*Data for the task*:

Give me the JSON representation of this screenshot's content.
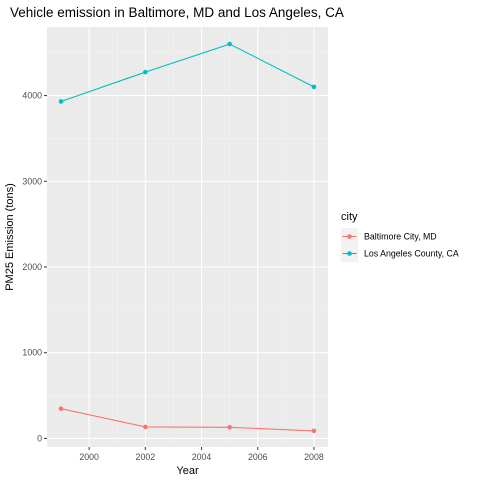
{
  "chart_data": {
    "type": "line",
    "title": "Vehicle emission in Baltimore, MD and Los Angeles, CA",
    "xlabel": "Year",
    "ylabel": "PM25 Emission (tons)",
    "x": [
      1999,
      2002,
      2005,
      2008
    ],
    "xlim": [
      1998.5,
      2008.5
    ],
    "ylim": [
      -100,
      4800
    ],
    "xticks": [
      2000,
      2002,
      2004,
      2006,
      2008
    ],
    "yticks": [
      0,
      1000,
      2000,
      3000,
      4000
    ],
    "xtick_labels": [
      "2000",
      "2002",
      "2004",
      "2006",
      "2008"
    ],
    "ytick_labels": [
      "0",
      "1000",
      "2000",
      "3000",
      "4000"
    ],
    "grid": true,
    "panel_background": "#ebebeb",
    "legend": {
      "title": "city",
      "position": "right"
    },
    "series": [
      {
        "name": "Baltimore City, MD",
        "color": "#f8766d",
        "values": [
          347,
          134,
          130,
          88
        ]
      },
      {
        "name": "Los Angeles County, CA",
        "color": "#00bfc4",
        "values": [
          3931,
          4274,
          4601,
          4101
        ]
      }
    ]
  }
}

*Problem to solve*: Transcribe the material as is, with images omitted.

*Written reply*:
Give me the JSON representation of this screenshot's content.
{
  "chart_data": {
    "type": "line",
    "title": "Vehicle emission in Baltimore, MD and Los Angeles, CA",
    "xlabel": "Year",
    "ylabel": "PM25 Emission (tons)",
    "x": [
      1999,
      2002,
      2005,
      2008
    ],
    "xlim": [
      1998.5,
      2008.5
    ],
    "ylim": [
      -100,
      4800
    ],
    "xticks": [
      2000,
      2002,
      2004,
      2006,
      2008
    ],
    "yticks": [
      0,
      1000,
      2000,
      3000,
      4000
    ],
    "xtick_labels": [
      "2000",
      "2002",
      "2004",
      "2006",
      "2008"
    ],
    "ytick_labels": [
      "0",
      "1000",
      "2000",
      "3000",
      "4000"
    ],
    "grid": true,
    "panel_background": "#ebebeb",
    "legend": {
      "title": "city",
      "position": "right"
    },
    "series": [
      {
        "name": "Baltimore City, MD",
        "color": "#f8766d",
        "values": [
          347,
          134,
          130,
          88
        ]
      },
      {
        "name": "Los Angeles County, CA",
        "color": "#00bfc4",
        "values": [
          3931,
          4274,
          4601,
          4101
        ]
      }
    ]
  }
}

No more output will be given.